● Dataset excerpts
-- BEGIN --

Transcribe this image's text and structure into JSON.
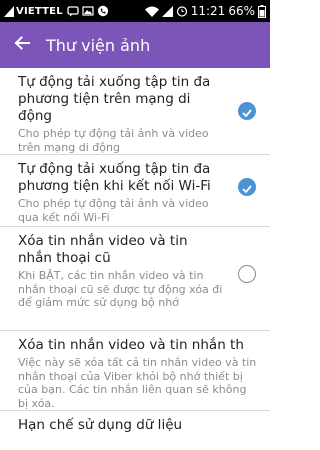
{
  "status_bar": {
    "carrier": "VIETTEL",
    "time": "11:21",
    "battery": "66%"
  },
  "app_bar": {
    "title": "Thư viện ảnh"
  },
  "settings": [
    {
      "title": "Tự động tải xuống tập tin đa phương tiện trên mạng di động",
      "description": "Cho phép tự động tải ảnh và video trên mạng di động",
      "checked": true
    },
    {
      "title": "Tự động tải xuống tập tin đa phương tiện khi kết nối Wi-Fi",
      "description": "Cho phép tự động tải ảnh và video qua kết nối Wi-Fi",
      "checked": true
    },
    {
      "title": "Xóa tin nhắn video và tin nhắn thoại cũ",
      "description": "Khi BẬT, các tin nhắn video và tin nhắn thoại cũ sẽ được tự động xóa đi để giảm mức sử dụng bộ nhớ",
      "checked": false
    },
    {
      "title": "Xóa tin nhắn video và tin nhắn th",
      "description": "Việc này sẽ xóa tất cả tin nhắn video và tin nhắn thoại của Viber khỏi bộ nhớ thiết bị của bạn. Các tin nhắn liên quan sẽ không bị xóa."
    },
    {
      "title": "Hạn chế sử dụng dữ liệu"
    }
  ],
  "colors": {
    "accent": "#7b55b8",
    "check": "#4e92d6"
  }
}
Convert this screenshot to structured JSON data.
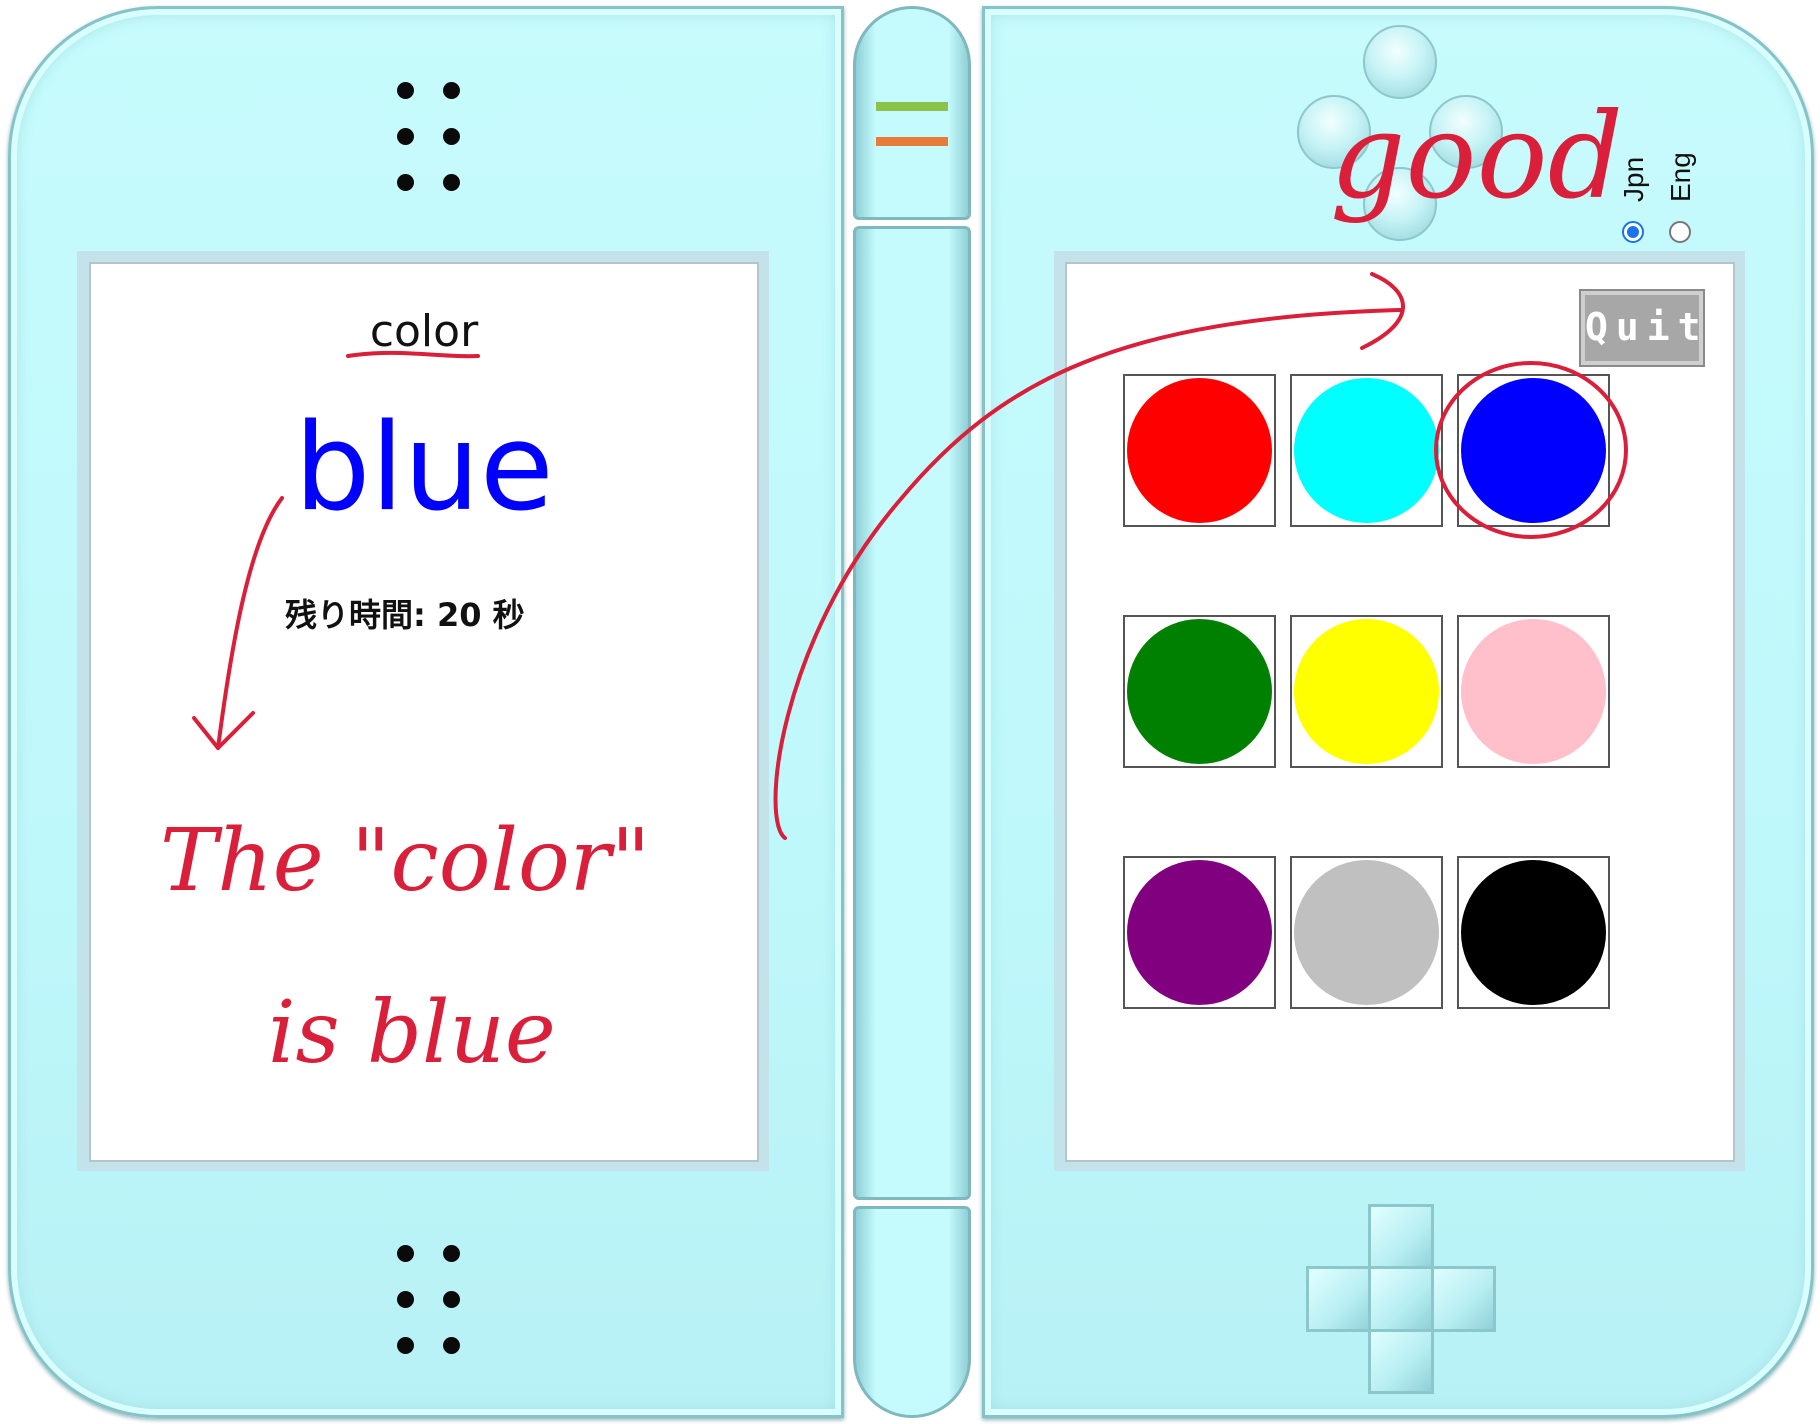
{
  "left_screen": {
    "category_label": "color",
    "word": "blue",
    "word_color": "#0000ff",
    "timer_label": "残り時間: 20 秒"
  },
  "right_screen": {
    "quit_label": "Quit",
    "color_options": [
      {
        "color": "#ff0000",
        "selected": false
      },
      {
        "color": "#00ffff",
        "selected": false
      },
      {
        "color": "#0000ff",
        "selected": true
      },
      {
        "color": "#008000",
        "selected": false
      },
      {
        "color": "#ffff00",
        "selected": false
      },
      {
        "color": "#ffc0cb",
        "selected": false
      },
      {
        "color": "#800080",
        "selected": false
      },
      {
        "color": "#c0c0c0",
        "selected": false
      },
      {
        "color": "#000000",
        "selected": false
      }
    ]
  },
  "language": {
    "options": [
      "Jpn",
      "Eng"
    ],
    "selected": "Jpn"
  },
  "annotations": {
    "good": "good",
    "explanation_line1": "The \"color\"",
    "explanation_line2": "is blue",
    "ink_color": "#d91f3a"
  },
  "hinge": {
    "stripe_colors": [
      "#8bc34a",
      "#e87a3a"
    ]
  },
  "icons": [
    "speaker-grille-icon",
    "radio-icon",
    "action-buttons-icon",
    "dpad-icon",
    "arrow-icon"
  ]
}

-- END --

● The problem
Reproduce each line of the records exactly, and omit every picture.

● Result of the exercise
Transcribe this image's text and structure into JSON.
{
  "status_bar": {
    "carrier": "VIETTEL",
    "time": "11:21",
    "battery": "66%"
  },
  "app_bar": {
    "title": "Thư viện ảnh"
  },
  "settings": [
    {
      "title": "Tự động tải xuống tập tin đa phương tiện trên mạng di động",
      "description": "Cho phép tự động tải ảnh và video trên mạng di động",
      "checked": true
    },
    {
      "title": "Tự động tải xuống tập tin đa phương tiện khi kết nối Wi-Fi",
      "description": "Cho phép tự động tải ảnh và video qua kết nối Wi-Fi",
      "checked": true
    },
    {
      "title": "Xóa tin nhắn video và tin nhắn thoại cũ",
      "description": "Khi BẬT, các tin nhắn video và tin nhắn thoại cũ sẽ được tự động xóa đi để giảm mức sử dụng bộ nhớ",
      "checked": false
    },
    {
      "title": "Xóa tin nhắn video và tin nhắn th",
      "description": "Việc này sẽ xóa tất cả tin nhắn video và tin nhắn thoại của Viber khỏi bộ nhớ thiết bị của bạn. Các tin nhắn liên quan sẽ không bị xóa."
    },
    {
      "title": "Hạn chế sử dụng dữ liệu"
    }
  ],
  "colors": {
    "accent": "#7b55b8",
    "check": "#4e92d6"
  }
}
Convert this screenshot to structured JSON data.
{
  "left_screen": {
    "category_label": "color",
    "word": "blue",
    "word_color": "#0000ff",
    "timer_label": "残り時間: 20 秒"
  },
  "right_screen": {
    "quit_label": "Quit",
    "color_options": [
      {
        "color": "#ff0000",
        "selected": false
      },
      {
        "color": "#00ffff",
        "selected": false
      },
      {
        "color": "#0000ff",
        "selected": true
      },
      {
        "color": "#008000",
        "selected": false
      },
      {
        "color": "#ffff00",
        "selected": false
      },
      {
        "color": "#ffc0cb",
        "selected": false
      },
      {
        "color": "#800080",
        "selected": false
      },
      {
        "color": "#c0c0c0",
        "selected": false
      },
      {
        "color": "#000000",
        "selected": false
      }
    ]
  },
  "language": {
    "options": [
      "Jpn",
      "Eng"
    ],
    "selected": "Jpn"
  },
  "annotations": {
    "good": "good",
    "explanation_line1": "The \"color\"",
    "explanation_line2": "is blue",
    "ink_color": "#d91f3a"
  },
  "hinge": {
    "stripe_colors": [
      "#8bc34a",
      "#e87a3a"
    ]
  },
  "icons": [
    "speaker-grille-icon",
    "radio-icon",
    "action-buttons-icon",
    "dpad-icon",
    "arrow-icon"
  ]
}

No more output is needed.